INPUT —
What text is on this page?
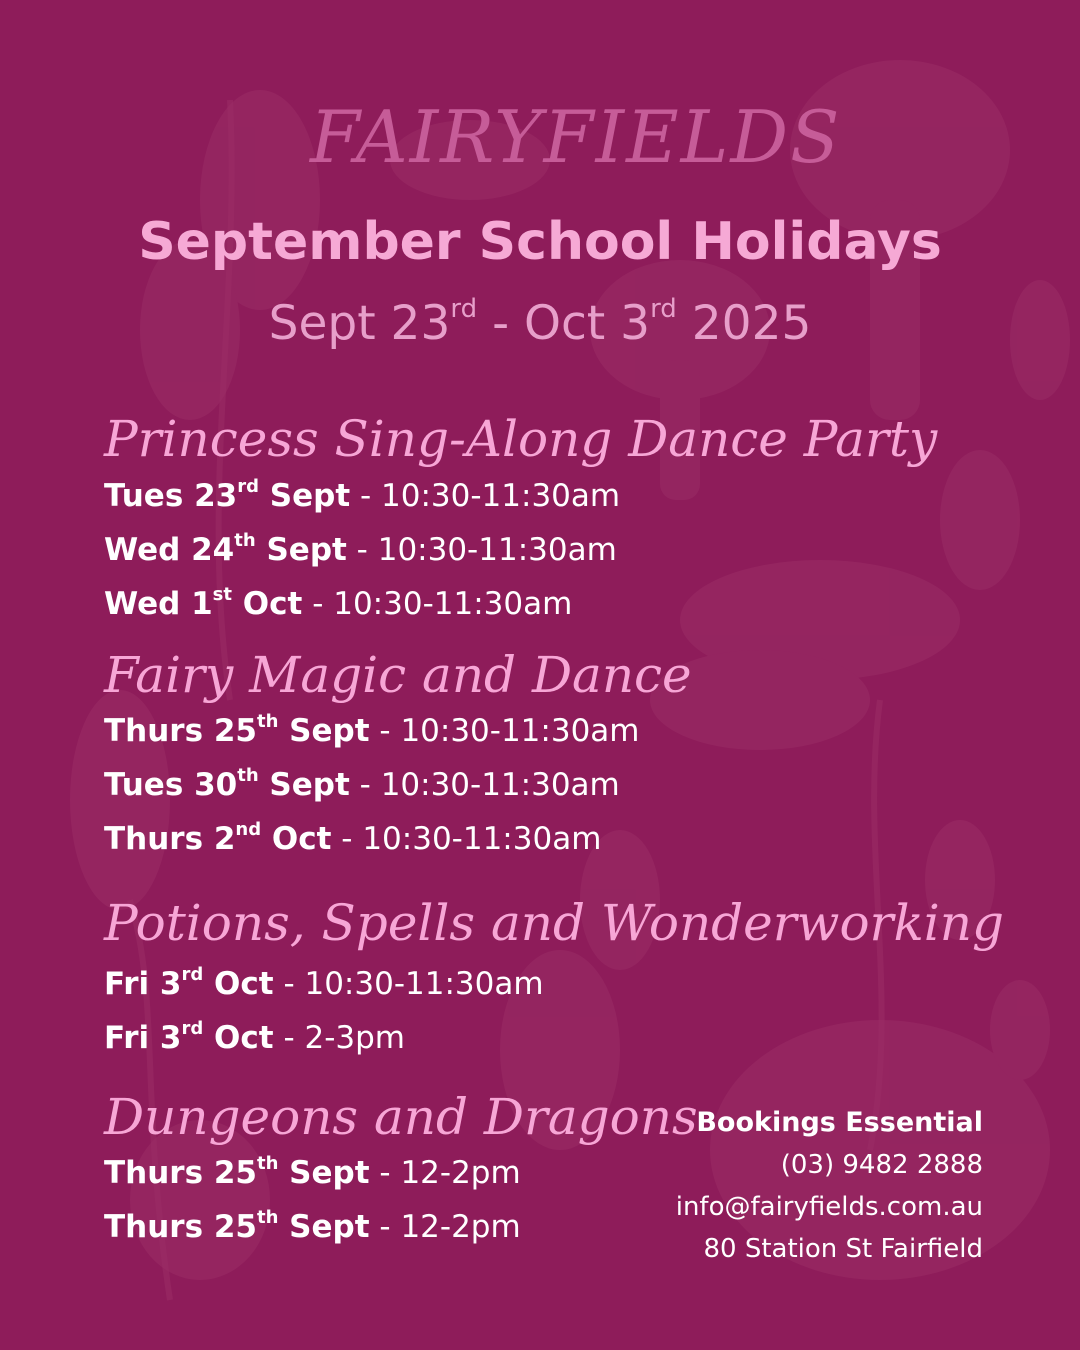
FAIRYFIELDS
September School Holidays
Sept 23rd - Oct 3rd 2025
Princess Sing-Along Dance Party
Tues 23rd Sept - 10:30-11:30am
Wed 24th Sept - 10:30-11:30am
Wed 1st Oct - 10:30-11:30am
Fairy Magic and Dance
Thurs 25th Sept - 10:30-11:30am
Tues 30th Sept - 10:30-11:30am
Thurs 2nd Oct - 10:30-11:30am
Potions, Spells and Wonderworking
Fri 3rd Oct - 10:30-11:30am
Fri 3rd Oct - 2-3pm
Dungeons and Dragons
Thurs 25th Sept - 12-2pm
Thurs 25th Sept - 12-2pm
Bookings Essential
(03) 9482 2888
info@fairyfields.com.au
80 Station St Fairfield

WHAT YOU WILL DO —
Reproduce the entries above without change, omitting all pictures.

RESPONSE TO THIS EXERCISE —
What text is on this page?
FAIRYFIELDS
September School Holidays
Sept 23rd - Oct 3rd 2025
Princess Sing-Along Dance Party
Tues 23rd Sept - 10:30-11:30am
Wed 24th Sept - 10:30-11:30am
Wed 1st Oct - 10:30-11:30am
Fairy Magic and Dance
Thurs 25th Sept - 10:30-11:30am
Tues 30th Sept - 10:30-11:30am
Thurs 2nd Oct - 10:30-11:30am
Potions, Spells and Wonderworking
Fri 3rd Oct - 10:30-11:30am
Fri 3rd Oct - 2-3pm
Dungeons and Dragons
Thurs 25th Sept - 12-2pm
Thurs 25th Sept - 12-2pm
Bookings Essential
(03) 9482 2888
info@fairyfields.com.au
80 Station St Fairfield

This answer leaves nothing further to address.